Work through the material below line by line and say how many lines include the word "univer". Only the number, please.

* [RECORDS FOR PROCESSING]
begin
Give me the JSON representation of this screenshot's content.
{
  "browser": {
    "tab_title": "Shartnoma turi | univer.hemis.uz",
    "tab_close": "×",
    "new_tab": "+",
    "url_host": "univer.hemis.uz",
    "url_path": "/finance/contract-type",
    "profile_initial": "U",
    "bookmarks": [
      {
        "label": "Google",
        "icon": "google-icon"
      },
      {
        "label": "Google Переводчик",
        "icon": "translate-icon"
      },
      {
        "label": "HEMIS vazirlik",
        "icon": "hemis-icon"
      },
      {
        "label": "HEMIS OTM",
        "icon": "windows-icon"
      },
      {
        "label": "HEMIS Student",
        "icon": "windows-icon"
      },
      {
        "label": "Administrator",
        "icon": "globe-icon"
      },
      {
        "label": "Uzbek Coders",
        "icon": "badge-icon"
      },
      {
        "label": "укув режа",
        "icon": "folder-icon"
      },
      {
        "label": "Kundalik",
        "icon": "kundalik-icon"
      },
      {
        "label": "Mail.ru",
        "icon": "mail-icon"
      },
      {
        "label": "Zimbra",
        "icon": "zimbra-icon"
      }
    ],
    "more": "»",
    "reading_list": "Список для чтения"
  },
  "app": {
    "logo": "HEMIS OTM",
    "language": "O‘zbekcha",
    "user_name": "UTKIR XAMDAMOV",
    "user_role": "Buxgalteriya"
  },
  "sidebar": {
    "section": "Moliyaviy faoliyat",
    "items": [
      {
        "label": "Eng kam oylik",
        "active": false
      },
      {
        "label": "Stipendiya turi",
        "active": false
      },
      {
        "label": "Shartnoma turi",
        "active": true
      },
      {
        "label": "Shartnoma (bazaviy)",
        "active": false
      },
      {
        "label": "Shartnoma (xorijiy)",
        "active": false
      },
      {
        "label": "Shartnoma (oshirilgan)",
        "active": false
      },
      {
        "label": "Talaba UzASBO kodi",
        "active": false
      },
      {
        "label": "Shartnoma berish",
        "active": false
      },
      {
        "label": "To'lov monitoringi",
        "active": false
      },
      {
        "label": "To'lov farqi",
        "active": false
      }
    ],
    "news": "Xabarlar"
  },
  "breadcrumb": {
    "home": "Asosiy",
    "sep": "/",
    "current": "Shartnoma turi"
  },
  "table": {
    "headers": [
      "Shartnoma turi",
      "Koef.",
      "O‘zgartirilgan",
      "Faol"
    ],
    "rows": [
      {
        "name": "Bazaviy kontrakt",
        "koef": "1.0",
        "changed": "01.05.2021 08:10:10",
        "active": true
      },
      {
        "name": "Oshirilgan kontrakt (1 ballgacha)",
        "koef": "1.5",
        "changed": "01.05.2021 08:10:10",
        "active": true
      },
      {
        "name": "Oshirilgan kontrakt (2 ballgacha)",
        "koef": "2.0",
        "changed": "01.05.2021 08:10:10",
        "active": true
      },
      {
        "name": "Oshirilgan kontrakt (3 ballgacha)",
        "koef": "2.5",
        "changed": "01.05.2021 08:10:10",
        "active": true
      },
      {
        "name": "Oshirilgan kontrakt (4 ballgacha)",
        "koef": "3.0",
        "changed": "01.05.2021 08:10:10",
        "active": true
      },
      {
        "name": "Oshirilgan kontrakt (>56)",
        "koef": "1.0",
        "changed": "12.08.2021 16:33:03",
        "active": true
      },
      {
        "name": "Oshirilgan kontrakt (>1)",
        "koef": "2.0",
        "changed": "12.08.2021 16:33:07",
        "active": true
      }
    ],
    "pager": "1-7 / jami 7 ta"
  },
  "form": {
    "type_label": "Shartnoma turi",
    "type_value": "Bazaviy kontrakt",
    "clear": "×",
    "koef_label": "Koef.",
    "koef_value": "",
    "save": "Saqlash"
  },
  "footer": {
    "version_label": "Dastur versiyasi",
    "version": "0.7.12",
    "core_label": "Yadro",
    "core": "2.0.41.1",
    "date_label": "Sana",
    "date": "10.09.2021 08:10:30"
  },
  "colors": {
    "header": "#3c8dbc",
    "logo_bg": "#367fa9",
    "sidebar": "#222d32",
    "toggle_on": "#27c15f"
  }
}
end
* [WRITTEN ANSWER] 2